STATED EXERCISE
Go through the entries one line at a time, and gather every line that has the word "ГЛАВА".

--------

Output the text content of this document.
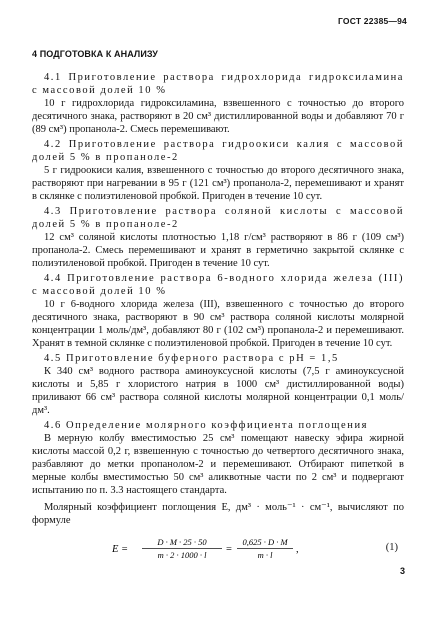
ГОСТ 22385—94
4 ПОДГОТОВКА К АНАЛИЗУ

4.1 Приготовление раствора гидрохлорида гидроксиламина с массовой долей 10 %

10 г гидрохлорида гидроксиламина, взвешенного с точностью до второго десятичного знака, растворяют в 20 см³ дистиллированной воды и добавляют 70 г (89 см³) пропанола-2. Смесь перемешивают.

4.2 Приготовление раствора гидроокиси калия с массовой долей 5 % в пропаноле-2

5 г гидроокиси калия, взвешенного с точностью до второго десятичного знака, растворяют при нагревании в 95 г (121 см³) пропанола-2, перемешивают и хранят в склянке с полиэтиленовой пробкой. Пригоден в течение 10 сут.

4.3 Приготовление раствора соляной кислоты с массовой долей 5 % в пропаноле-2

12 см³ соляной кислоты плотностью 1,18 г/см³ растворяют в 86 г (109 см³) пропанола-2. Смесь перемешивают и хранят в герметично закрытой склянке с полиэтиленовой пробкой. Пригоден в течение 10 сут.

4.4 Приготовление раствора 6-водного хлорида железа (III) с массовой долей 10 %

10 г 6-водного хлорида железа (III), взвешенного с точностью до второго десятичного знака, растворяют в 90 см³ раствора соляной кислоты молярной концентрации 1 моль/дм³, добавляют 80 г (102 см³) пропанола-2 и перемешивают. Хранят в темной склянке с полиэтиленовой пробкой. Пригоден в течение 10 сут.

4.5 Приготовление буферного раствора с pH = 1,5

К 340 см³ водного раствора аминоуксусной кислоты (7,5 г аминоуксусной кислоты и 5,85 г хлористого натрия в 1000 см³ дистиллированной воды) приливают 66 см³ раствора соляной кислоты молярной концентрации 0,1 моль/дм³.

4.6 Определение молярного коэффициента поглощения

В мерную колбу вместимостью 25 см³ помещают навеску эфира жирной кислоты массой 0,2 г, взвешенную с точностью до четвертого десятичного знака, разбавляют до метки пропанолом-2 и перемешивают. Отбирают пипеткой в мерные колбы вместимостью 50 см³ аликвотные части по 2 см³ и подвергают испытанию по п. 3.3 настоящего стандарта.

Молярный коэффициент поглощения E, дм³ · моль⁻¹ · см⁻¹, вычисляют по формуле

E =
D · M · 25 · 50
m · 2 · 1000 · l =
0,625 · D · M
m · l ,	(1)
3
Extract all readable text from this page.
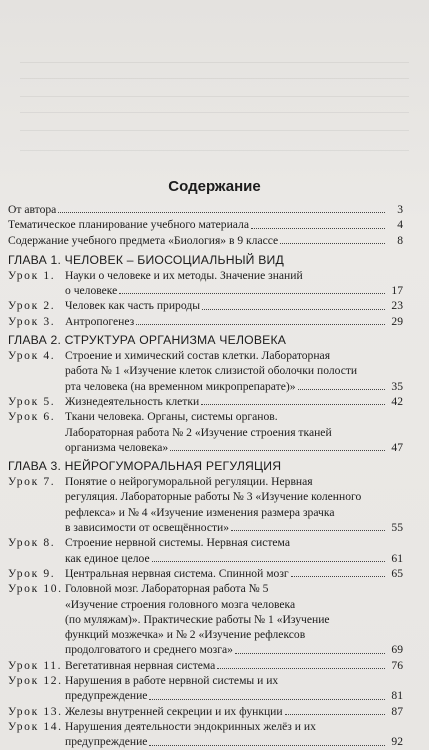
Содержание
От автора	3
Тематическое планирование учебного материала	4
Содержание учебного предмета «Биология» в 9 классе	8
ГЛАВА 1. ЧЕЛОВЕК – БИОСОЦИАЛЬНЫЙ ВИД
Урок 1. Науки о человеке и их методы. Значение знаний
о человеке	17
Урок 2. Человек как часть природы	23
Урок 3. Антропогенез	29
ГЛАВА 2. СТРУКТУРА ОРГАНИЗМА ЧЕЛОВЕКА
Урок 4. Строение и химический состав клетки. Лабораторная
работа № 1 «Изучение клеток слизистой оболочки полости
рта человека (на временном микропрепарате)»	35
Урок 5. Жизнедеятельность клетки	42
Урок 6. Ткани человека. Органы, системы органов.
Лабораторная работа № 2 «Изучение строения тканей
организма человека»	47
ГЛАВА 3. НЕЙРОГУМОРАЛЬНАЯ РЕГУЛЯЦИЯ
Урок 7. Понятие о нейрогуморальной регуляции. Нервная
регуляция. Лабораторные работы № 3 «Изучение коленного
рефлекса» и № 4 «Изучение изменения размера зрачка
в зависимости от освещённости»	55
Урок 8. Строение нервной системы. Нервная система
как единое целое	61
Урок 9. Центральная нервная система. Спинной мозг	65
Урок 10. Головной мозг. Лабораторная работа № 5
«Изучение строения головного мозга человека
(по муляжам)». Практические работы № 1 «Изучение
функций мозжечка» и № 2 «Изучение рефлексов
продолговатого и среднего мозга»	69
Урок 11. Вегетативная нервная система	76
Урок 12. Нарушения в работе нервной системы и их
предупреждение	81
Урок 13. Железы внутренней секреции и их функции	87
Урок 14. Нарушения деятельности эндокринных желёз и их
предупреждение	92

--------

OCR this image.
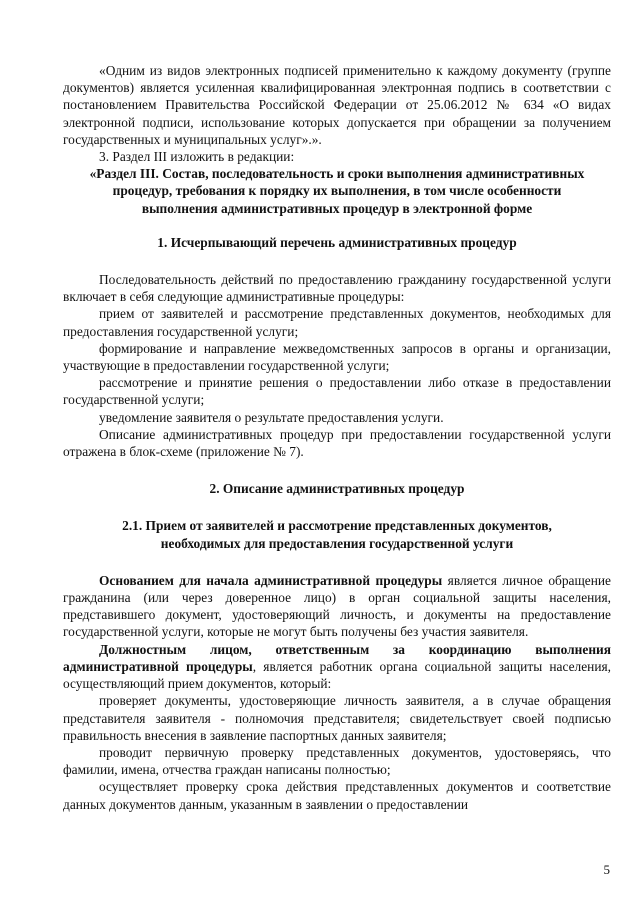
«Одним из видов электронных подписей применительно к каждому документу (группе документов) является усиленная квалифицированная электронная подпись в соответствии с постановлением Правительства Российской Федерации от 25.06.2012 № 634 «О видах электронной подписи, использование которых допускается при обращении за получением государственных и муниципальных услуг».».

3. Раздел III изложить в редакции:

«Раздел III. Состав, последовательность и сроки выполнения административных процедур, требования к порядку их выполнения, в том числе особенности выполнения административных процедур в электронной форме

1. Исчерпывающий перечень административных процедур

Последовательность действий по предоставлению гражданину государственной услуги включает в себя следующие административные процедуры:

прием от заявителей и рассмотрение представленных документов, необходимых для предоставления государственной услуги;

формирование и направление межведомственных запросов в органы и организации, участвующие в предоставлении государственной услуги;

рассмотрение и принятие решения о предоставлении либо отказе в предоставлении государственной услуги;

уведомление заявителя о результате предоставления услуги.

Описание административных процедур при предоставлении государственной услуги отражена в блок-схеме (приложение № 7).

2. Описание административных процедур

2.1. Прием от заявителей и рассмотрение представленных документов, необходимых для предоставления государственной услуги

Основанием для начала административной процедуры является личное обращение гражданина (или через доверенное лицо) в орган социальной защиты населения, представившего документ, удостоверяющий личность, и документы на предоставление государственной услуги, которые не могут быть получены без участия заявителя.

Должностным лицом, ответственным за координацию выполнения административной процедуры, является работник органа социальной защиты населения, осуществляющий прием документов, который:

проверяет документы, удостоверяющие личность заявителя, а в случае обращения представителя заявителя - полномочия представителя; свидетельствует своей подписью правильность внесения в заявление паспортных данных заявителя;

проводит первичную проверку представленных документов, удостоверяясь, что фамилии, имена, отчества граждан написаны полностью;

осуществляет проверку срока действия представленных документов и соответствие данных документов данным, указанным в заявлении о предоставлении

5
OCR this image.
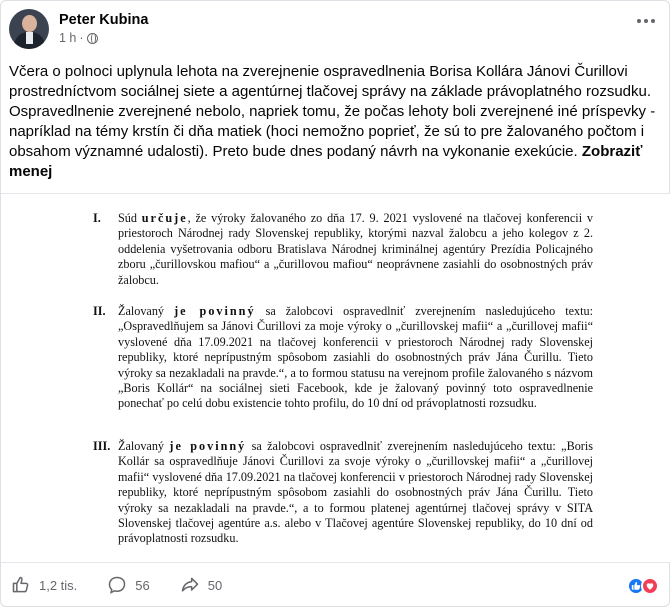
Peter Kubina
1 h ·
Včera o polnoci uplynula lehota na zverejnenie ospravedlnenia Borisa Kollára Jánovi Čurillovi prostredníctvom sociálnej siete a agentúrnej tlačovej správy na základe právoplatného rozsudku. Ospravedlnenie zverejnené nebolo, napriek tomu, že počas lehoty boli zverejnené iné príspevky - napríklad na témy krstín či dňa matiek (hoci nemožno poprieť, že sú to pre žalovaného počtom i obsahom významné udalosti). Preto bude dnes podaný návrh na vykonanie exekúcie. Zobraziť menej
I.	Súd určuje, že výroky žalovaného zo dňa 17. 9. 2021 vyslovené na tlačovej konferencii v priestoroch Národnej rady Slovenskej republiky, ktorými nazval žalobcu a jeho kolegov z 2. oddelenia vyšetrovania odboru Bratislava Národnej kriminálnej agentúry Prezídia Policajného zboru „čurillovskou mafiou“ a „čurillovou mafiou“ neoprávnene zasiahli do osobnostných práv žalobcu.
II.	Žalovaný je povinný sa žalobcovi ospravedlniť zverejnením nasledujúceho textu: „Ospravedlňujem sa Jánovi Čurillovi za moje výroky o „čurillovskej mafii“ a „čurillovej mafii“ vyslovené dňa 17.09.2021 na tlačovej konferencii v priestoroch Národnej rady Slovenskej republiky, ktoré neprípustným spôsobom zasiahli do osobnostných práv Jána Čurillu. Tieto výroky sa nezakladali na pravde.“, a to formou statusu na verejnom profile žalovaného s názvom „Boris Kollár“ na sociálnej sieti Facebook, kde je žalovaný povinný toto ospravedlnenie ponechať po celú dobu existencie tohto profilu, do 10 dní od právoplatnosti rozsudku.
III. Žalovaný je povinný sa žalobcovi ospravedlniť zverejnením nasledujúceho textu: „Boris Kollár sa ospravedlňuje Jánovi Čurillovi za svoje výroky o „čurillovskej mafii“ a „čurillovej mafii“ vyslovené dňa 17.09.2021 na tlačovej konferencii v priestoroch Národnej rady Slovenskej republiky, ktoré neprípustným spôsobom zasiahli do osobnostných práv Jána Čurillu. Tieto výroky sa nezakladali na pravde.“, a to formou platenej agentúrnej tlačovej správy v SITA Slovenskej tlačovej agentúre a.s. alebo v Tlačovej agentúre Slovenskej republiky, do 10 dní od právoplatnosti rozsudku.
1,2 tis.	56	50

--------

SOLUTION FOR THIS EXERCISE
ГЛАВА 1. ЧЕЛОВЕК – БИОСОЦИАЛЬНЫЙ ВИД
ГЛАВА 2. СТРУКТУРА ОРГАНИЗМА ЧЕЛОВЕКА
ГЛАВА 3. НЕЙРОГУМОРАЛЬНАЯ РЕГУЛЯЦИЯ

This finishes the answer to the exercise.